## TASK REQUIREMENTS
Give back the records below exactly, every one, with no pictures.

## GIVEN ENTRIES
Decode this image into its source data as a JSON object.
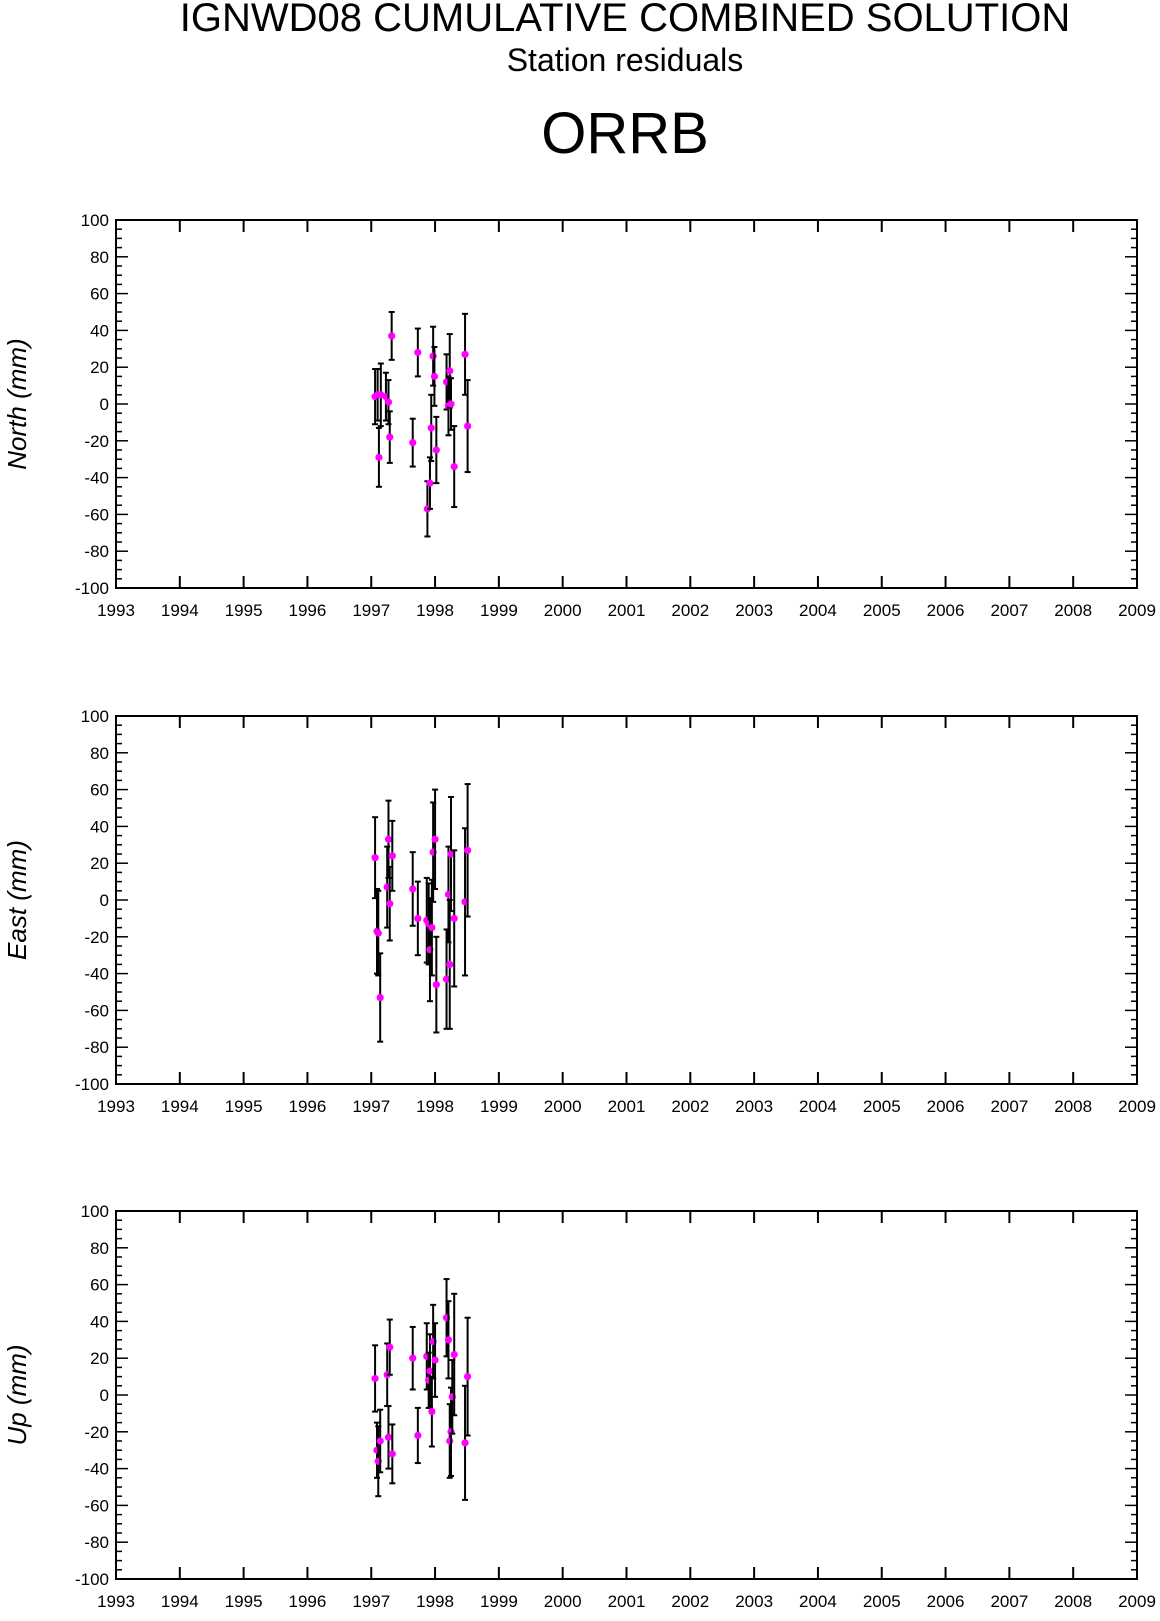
{
  "header": {
    "title": "IGNWD08 CUMULATIVE COMBINED SOLUTION",
    "subtitle": "Station residuals",
    "station": "ORRB"
  },
  "colors": {
    "point": "#ff00ff",
    "errorbar": "#000000",
    "axis": "#000000"
  },
  "chart_data": [
    {
      "type": "scatter",
      "ylabel": "North (mm)",
      "xlim": [
        1993,
        2009
      ],
      "ylim": [
        -100,
        100
      ],
      "xticks": [
        "1993",
        "1994",
        "1995",
        "1996",
        "1997",
        "1998",
        "1999",
        "2000",
        "2001",
        "2002",
        "2003",
        "2004",
        "2005",
        "2006",
        "2007",
        "2008",
        "2009"
      ],
      "yticks": [
        "100",
        "80",
        "60",
        "40",
        "20",
        "0",
        "-20",
        "-40",
        "-60",
        "-80",
        "-100"
      ],
      "points": [
        {
          "x": 1997.06,
          "y": 4,
          "err": 15
        },
        {
          "x": 1997.1,
          "y": 5,
          "err": 14
        },
        {
          "x": 1997.12,
          "y": -29,
          "err": 16
        },
        {
          "x": 1997.15,
          "y": 5,
          "err": 17
        },
        {
          "x": 1997.23,
          "y": 4,
          "err": 13
        },
        {
          "x": 1997.27,
          "y": 1,
          "err": 12
        },
        {
          "x": 1997.29,
          "y": -18,
          "err": 14
        },
        {
          "x": 1997.32,
          "y": 37,
          "err": 13
        },
        {
          "x": 1997.65,
          "y": -21,
          "err": 13
        },
        {
          "x": 1997.73,
          "y": 28,
          "err": 13
        },
        {
          "x": 1997.88,
          "y": -57,
          "err": 15
        },
        {
          "x": 1997.92,
          "y": -43,
          "err": 14
        },
        {
          "x": 1997.94,
          "y": -13,
          "err": 18
        },
        {
          "x": 1997.97,
          "y": 26,
          "err": 16
        },
        {
          "x": 1997.99,
          "y": 15,
          "err": 16
        },
        {
          "x": 1998.02,
          "y": -25,
          "err": 18
        },
        {
          "x": 1998.18,
          "y": 12,
          "err": 15
        },
        {
          "x": 1998.21,
          "y": -1,
          "err": 16
        },
        {
          "x": 1998.23,
          "y": 18,
          "err": 20
        },
        {
          "x": 1998.25,
          "y": 0,
          "err": 14
        },
        {
          "x": 1998.3,
          "y": -34,
          "err": 22
        },
        {
          "x": 1998.47,
          "y": 27,
          "err": 22
        },
        {
          "x": 1998.51,
          "y": -12,
          "err": 25
        }
      ]
    },
    {
      "type": "scatter",
      "ylabel": "East (mm)",
      "xlim": [
        1993,
        2009
      ],
      "ylim": [
        -100,
        100
      ],
      "xticks": [
        "1993",
        "1994",
        "1995",
        "1996",
        "1997",
        "1998",
        "1999",
        "2000",
        "2001",
        "2002",
        "2003",
        "2004",
        "2005",
        "2006",
        "2007",
        "2008",
        "2009"
      ],
      "yticks": [
        "100",
        "80",
        "60",
        "40",
        "20",
        "0",
        "-20",
        "-40",
        "-60",
        "-80",
        "-100"
      ],
      "points": [
        {
          "x": 1997.06,
          "y": 23,
          "err": 22
        },
        {
          "x": 1997.09,
          "y": -17,
          "err": 23
        },
        {
          "x": 1997.11,
          "y": -18,
          "err": 23
        },
        {
          "x": 1997.14,
          "y": -53,
          "err": 24
        },
        {
          "x": 1997.25,
          "y": 7,
          "err": 22
        },
        {
          "x": 1997.27,
          "y": 33,
          "err": 21
        },
        {
          "x": 1997.29,
          "y": -2,
          "err": 20
        },
        {
          "x": 1997.33,
          "y": 24,
          "err": 19
        },
        {
          "x": 1997.65,
          "y": 6,
          "err": 20
        },
        {
          "x": 1997.73,
          "y": -10,
          "err": 20
        },
        {
          "x": 1997.87,
          "y": -11,
          "err": 23
        },
        {
          "x": 1997.9,
          "y": -13,
          "err": 22
        },
        {
          "x": 1997.92,
          "y": -27,
          "err": 28
        },
        {
          "x": 1997.95,
          "y": -15,
          "err": 26
        },
        {
          "x": 1997.97,
          "y": 26,
          "err": 27
        },
        {
          "x": 1998.0,
          "y": 33,
          "err": 27
        },
        {
          "x": 1998.02,
          "y": -46,
          "err": 26
        },
        {
          "x": 1998.18,
          "y": -43,
          "err": 27
        },
        {
          "x": 1998.21,
          "y": 3,
          "err": 26
        },
        {
          "x": 1998.23,
          "y": -35,
          "err": 35
        },
        {
          "x": 1998.25,
          "y": 25,
          "err": 31
        },
        {
          "x": 1998.3,
          "y": -10,
          "err": 37
        },
        {
          "x": 1998.47,
          "y": -1,
          "err": 40
        },
        {
          "x": 1998.51,
          "y": 27,
          "err": 36
        }
      ]
    },
    {
      "type": "scatter",
      "ylabel": "Up (mm)",
      "xlim": [
        1993,
        2009
      ],
      "ylim": [
        -100,
        100
      ],
      "xticks": [
        "1993",
        "1994",
        "1995",
        "1996",
        "1997",
        "1998",
        "1999",
        "2000",
        "2001",
        "2002",
        "2003",
        "2004",
        "2005",
        "2006",
        "2007",
        "2008",
        "2009"
      ],
      "yticks": [
        "100",
        "80",
        "60",
        "40",
        "20",
        "0",
        "-20",
        "-40",
        "-60",
        "-80",
        "-100"
      ],
      "points": [
        {
          "x": 1997.06,
          "y": 9,
          "err": 18
        },
        {
          "x": 1997.09,
          "y": -30,
          "err": 15
        },
        {
          "x": 1997.11,
          "y": -36,
          "err": 19
        },
        {
          "x": 1997.14,
          "y": -25,
          "err": 17
        },
        {
          "x": 1997.25,
          "y": 11,
          "err": 17
        },
        {
          "x": 1997.27,
          "y": -23,
          "err": 17
        },
        {
          "x": 1997.29,
          "y": 26,
          "err": 15
        },
        {
          "x": 1997.33,
          "y": -32,
          "err": 16
        },
        {
          "x": 1997.65,
          "y": 20,
          "err": 17
        },
        {
          "x": 1997.73,
          "y": -22,
          "err": 15
        },
        {
          "x": 1997.87,
          "y": 21,
          "err": 18
        },
        {
          "x": 1997.9,
          "y": 8,
          "err": 15
        },
        {
          "x": 1997.92,
          "y": 13,
          "err": 20
        },
        {
          "x": 1997.95,
          "y": -9,
          "err": 19
        },
        {
          "x": 1997.97,
          "y": 29,
          "err": 20
        },
        {
          "x": 1998.0,
          "y": 19,
          "err": 20
        },
        {
          "x": 1998.18,
          "y": 42,
          "err": 21
        },
        {
          "x": 1998.21,
          "y": 30,
          "err": 21
        },
        {
          "x": 1998.23,
          "y": -25,
          "err": 20
        },
        {
          "x": 1998.25,
          "y": -20,
          "err": 24
        },
        {
          "x": 1998.27,
          "y": -1,
          "err": 20
        },
        {
          "x": 1998.3,
          "y": 22,
          "err": 33
        },
        {
          "x": 1998.47,
          "y": -26,
          "err": 31
        },
        {
          "x": 1998.51,
          "y": 10,
          "err": 32
        }
      ]
    }
  ]
}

## RESULT FOR THIS TASK
Decode this image into its source data as a JSON object.
{
  "header": {
    "title": "IGNWD08 CUMULATIVE COMBINED SOLUTION",
    "subtitle": "Station residuals",
    "station": "ORRB"
  },
  "colors": {
    "point": "#ff00ff",
    "errorbar": "#000000",
    "axis": "#000000"
  },
  "chart_data": [
    {
      "type": "scatter",
      "ylabel": "North (mm)",
      "xlim": [
        1993,
        2009
      ],
      "ylim": [
        -100,
        100
      ],
      "xticks": [
        "1993",
        "1994",
        "1995",
        "1996",
        "1997",
        "1998",
        "1999",
        "2000",
        "2001",
        "2002",
        "2003",
        "2004",
        "2005",
        "2006",
        "2007",
        "2008",
        "2009"
      ],
      "yticks": [
        "100",
        "80",
        "60",
        "40",
        "20",
        "0",
        "-20",
        "-40",
        "-60",
        "-80",
        "-100"
      ],
      "points": [
        {
          "x": 1997.06,
          "y": 4,
          "err": 15
        },
        {
          "x": 1997.1,
          "y": 5,
          "err": 14
        },
        {
          "x": 1997.12,
          "y": -29,
          "err": 16
        },
        {
          "x": 1997.15,
          "y": 5,
          "err": 17
        },
        {
          "x": 1997.23,
          "y": 4,
          "err": 13
        },
        {
          "x": 1997.27,
          "y": 1,
          "err": 12
        },
        {
          "x": 1997.29,
          "y": -18,
          "err": 14
        },
        {
          "x": 1997.32,
          "y": 37,
          "err": 13
        },
        {
          "x": 1997.65,
          "y": -21,
          "err": 13
        },
        {
          "x": 1997.73,
          "y": 28,
          "err": 13
        },
        {
          "x": 1997.88,
          "y": -57,
          "err": 15
        },
        {
          "x": 1997.92,
          "y": -43,
          "err": 14
        },
        {
          "x": 1997.94,
          "y": -13,
          "err": 18
        },
        {
          "x": 1997.97,
          "y": 26,
          "err": 16
        },
        {
          "x": 1997.99,
          "y": 15,
          "err": 16
        },
        {
          "x": 1998.02,
          "y": -25,
          "err": 18
        },
        {
          "x": 1998.18,
          "y": 12,
          "err": 15
        },
        {
          "x": 1998.21,
          "y": -1,
          "err": 16
        },
        {
          "x": 1998.23,
          "y": 18,
          "err": 20
        },
        {
          "x": 1998.25,
          "y": 0,
          "err": 14
        },
        {
          "x": 1998.3,
          "y": -34,
          "err": 22
        },
        {
          "x": 1998.47,
          "y": 27,
          "err": 22
        },
        {
          "x": 1998.51,
          "y": -12,
          "err": 25
        }
      ]
    },
    {
      "type": "scatter",
      "ylabel": "East (mm)",
      "xlim": [
        1993,
        2009
      ],
      "ylim": [
        -100,
        100
      ],
      "xticks": [
        "1993",
        "1994",
        "1995",
        "1996",
        "1997",
        "1998",
        "1999",
        "2000",
        "2001",
        "2002",
        "2003",
        "2004",
        "2005",
        "2006",
        "2007",
        "2008",
        "2009"
      ],
      "yticks": [
        "100",
        "80",
        "60",
        "40",
        "20",
        "0",
        "-20",
        "-40",
        "-60",
        "-80",
        "-100"
      ],
      "points": [
        {
          "x": 1997.06,
          "y": 23,
          "err": 22
        },
        {
          "x": 1997.09,
          "y": -17,
          "err": 23
        },
        {
          "x": 1997.11,
          "y": -18,
          "err": 23
        },
        {
          "x": 1997.14,
          "y": -53,
          "err": 24
        },
        {
          "x": 1997.25,
          "y": 7,
          "err": 22
        },
        {
          "x": 1997.27,
          "y": 33,
          "err": 21
        },
        {
          "x": 1997.29,
          "y": -2,
          "err": 20
        },
        {
          "x": 1997.33,
          "y": 24,
          "err": 19
        },
        {
          "x": 1997.65,
          "y": 6,
          "err": 20
        },
        {
          "x": 1997.73,
          "y": -10,
          "err": 20
        },
        {
          "x": 1997.87,
          "y": -11,
          "err": 23
        },
        {
          "x": 1997.9,
          "y": -13,
          "err": 22
        },
        {
          "x": 1997.92,
          "y": -27,
          "err": 28
        },
        {
          "x": 1997.95,
          "y": -15,
          "err": 26
        },
        {
          "x": 1997.97,
          "y": 26,
          "err": 27
        },
        {
          "x": 1998.0,
          "y": 33,
          "err": 27
        },
        {
          "x": 1998.02,
          "y": -46,
          "err": 26
        },
        {
          "x": 1998.18,
          "y": -43,
          "err": 27
        },
        {
          "x": 1998.21,
          "y": 3,
          "err": 26
        },
        {
          "x": 1998.23,
          "y": -35,
          "err": 35
        },
        {
          "x": 1998.25,
          "y": 25,
          "err": 31
        },
        {
          "x": 1998.3,
          "y": -10,
          "err": 37
        },
        {
          "x": 1998.47,
          "y": -1,
          "err": 40
        },
        {
          "x": 1998.51,
          "y": 27,
          "err": 36
        }
      ]
    },
    {
      "type": "scatter",
      "ylabel": "Up (mm)",
      "xlim": [
        1993,
        2009
      ],
      "ylim": [
        -100,
        100
      ],
      "xticks": [
        "1993",
        "1994",
        "1995",
        "1996",
        "1997",
        "1998",
        "1999",
        "2000",
        "2001",
        "2002",
        "2003",
        "2004",
        "2005",
        "2006",
        "2007",
        "2008",
        "2009"
      ],
      "yticks": [
        "100",
        "80",
        "60",
        "40",
        "20",
        "0",
        "-20",
        "-40",
        "-60",
        "-80",
        "-100"
      ],
      "points": [
        {
          "x": 1997.06,
          "y": 9,
          "err": 18
        },
        {
          "x": 1997.09,
          "y": -30,
          "err": 15
        },
        {
          "x": 1997.11,
          "y": -36,
          "err": 19
        },
        {
          "x": 1997.14,
          "y": -25,
          "err": 17
        },
        {
          "x": 1997.25,
          "y": 11,
          "err": 17
        },
        {
          "x": 1997.27,
          "y": -23,
          "err": 17
        },
        {
          "x": 1997.29,
          "y": 26,
          "err": 15
        },
        {
          "x": 1997.33,
          "y": -32,
          "err": 16
        },
        {
          "x": 1997.65,
          "y": 20,
          "err": 17
        },
        {
          "x": 1997.73,
          "y": -22,
          "err": 15
        },
        {
          "x": 1997.87,
          "y": 21,
          "err": 18
        },
        {
          "x": 1997.9,
          "y": 8,
          "err": 15
        },
        {
          "x": 1997.92,
          "y": 13,
          "err": 20
        },
        {
          "x": 1997.95,
          "y": -9,
          "err": 19
        },
        {
          "x": 1997.97,
          "y": 29,
          "err": 20
        },
        {
          "x": 1998.0,
          "y": 19,
          "err": 20
        },
        {
          "x": 1998.18,
          "y": 42,
          "err": 21
        },
        {
          "x": 1998.21,
          "y": 30,
          "err": 21
        },
        {
          "x": 1998.23,
          "y": -25,
          "err": 20
        },
        {
          "x": 1998.25,
          "y": -20,
          "err": 24
        },
        {
          "x": 1998.27,
          "y": -1,
          "err": 20
        },
        {
          "x": 1998.3,
          "y": 22,
          "err": 33
        },
        {
          "x": 1998.47,
          "y": -26,
          "err": 31
        },
        {
          "x": 1998.51,
          "y": 10,
          "err": 32
        }
      ]
    }
  ]
}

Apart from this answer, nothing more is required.